Aim of the exercise ::
Each record below should be output verbatim, without pictures.

Task material ::

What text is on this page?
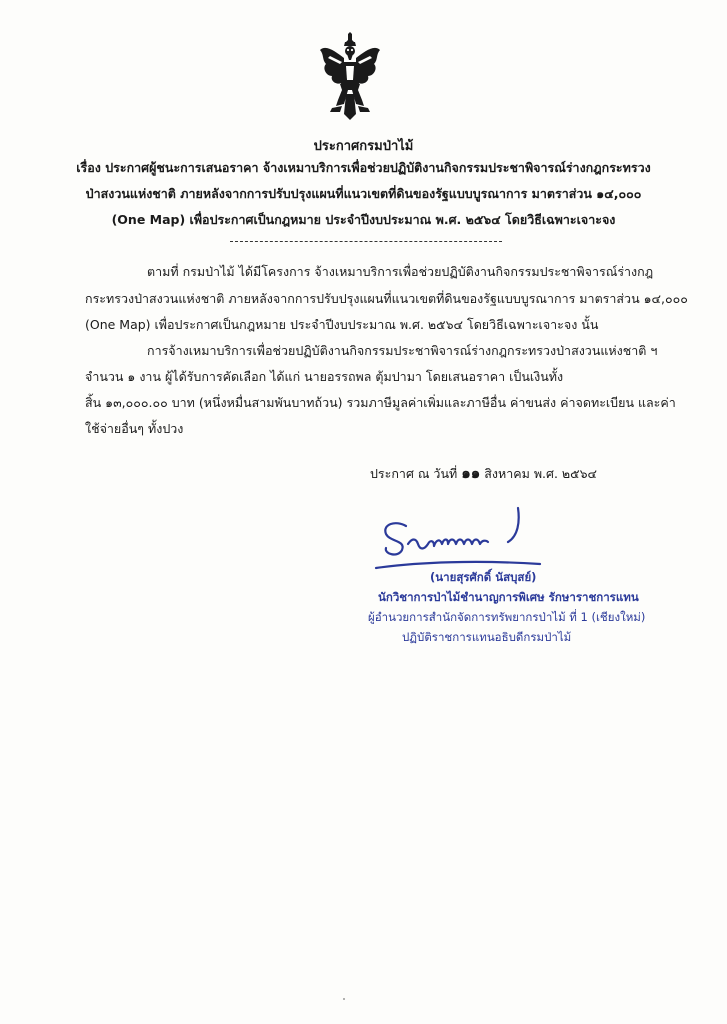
ประกาศกรมป่าไม้
เรื่อง ประกาศผู้ชนะการเสนอราคา จ้างเหมาบริการเพื่อช่วยปฏิบัติงานกิจกรรมประชาพิจารณ์ร่างกฎกระทรวง
ป่าสงวนแห่งชาติ ภายหลังจากการปรับปรุงแผนที่แนวเขตที่ดินของรัฐแบบบูรณาการ มาตราส่วน ๑๔,๐๐๐
(One Map) เพื่อประกาศเป็นกฎหมาย ประจำปีงบประมาณ พ.ศ. ๒๕๖๔ โดยวิธีเฉพาะเจาะจง
ตามที่ กรมป่าไม้ ได้มีโครงการ จ้างเหมาบริการเพื่อช่วยปฏิบัติงานกิจกรรมประชาพิจารณ์ร่างกฎ
กระทรวงป่าสงวนแห่งชาติ ภายหลังจากการปรับปรุงแผนที่แนวเขตที่ดินของรัฐแบบบูรณาการ มาตราส่วน ๑๔,๐๐๐
(One Map) เพื่อประกาศเป็นกฎหมาย ประจำปีงบประมาณ พ.ศ. ๒๕๖๔ โดยวิธีเฉพาะเจาะจง นั้น
การจ้างเหมาบริการเพื่อช่วยปฏิบัติงานกิจกรรมประชาพิจารณ์ร่างกฎกระทรวงป่าสงวนแห่งชาติ ฯ
จำนวน ๑ งาน ผู้ได้รับการคัดเลือก ได้แก่ นายอรรถพล ตุ้มปามา โดยเสนอราคา เป็นเงินทั้ง
สิ้น ๑๓,๐๐๐.๐๐ บาท (หนึ่งหมื่นสามพันบาทถ้วน) รวมภาษีมูลค่าเพิ่มและภาษีอื่น ค่าขนส่ง ค่าจดทะเบียน และค่า
ใช้จ่ายอื่นๆ ทั้งปวง
ประกาศ ณ วันที่ ๑๑ สิงหาคม พ.ศ. ๒๕๖๔
(นายสุรศักดิ์ นัสบุสย์)
นักวิชาการป่าไม้ชำนาญการพิเศษ รักษาราชการแทน
ผู้อำนวยการสำนักจัดการทรัพยากรป่าไม้ ที่ 1 (เชียงใหม่)
ปฏิบัติราชการแทนอธิบดีกรมป่าไม้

Final answer ::
What text is on this page?
ประกาศกรมป่าไม้
เรื่อง ประกาศผู้ชนะการเสนอราคา จ้างเหมาบริการเพื่อช่วยปฏิบัติงานกิจกรรมประชาพิจารณ์ร่างกฎกระทรวง
ป่าสงวนแห่งชาติ ภายหลังจากการปรับปรุงแผนที่แนวเขตที่ดินของรัฐแบบบูรณาการ มาตราส่วน ๑๔,๐๐๐
(One Map) เพื่อประกาศเป็นกฎหมาย ประจำปีงบประมาณ พ.ศ. ๒๕๖๔ โดยวิธีเฉพาะเจาะจง
ตามที่ กรมป่าไม้ ได้มีโครงการ จ้างเหมาบริการเพื่อช่วยปฏิบัติงานกิจกรรมประชาพิจารณ์ร่างกฎ
กระทรวงป่าสงวนแห่งชาติ ภายหลังจากการปรับปรุงแผนที่แนวเขตที่ดินของรัฐแบบบูรณาการ มาตราส่วน ๑๔,๐๐๐
(One Map) เพื่อประกาศเป็นกฎหมาย ประจำปีงบประมาณ พ.ศ. ๒๕๖๔ โดยวิธีเฉพาะเจาะจง นั้น
การจ้างเหมาบริการเพื่อช่วยปฏิบัติงานกิจกรรมประชาพิจารณ์ร่างกฎกระทรวงป่าสงวนแห่งชาติ ฯ
จำนวน ๑ งาน ผู้ได้รับการคัดเลือก ได้แก่ นายอรรถพล ตุ้มปามา โดยเสนอราคา เป็นเงินทั้ง
สิ้น ๑๓,๐๐๐.๐๐ บาท (หนึ่งหมื่นสามพันบาทถ้วน) รวมภาษีมูลค่าเพิ่มและภาษีอื่น ค่าขนส่ง ค่าจดทะเบียน และค่า
ใช้จ่ายอื่นๆ ทั้งปวง
ประกาศ ณ วันที่ ๑๑ สิงหาคม พ.ศ. ๒๕๖๔
(นายสุรศักดิ์ นัสบุสย์)
นักวิชาการป่าไม้ชำนาญการพิเศษ รักษาราชการแทน
ผู้อำนวยการสำนักจัดการทรัพยากรป่าไม้ ที่ 1 (เชียงใหม่)
ปฏิบัติราชการแทนอธิบดีกรมป่าไม้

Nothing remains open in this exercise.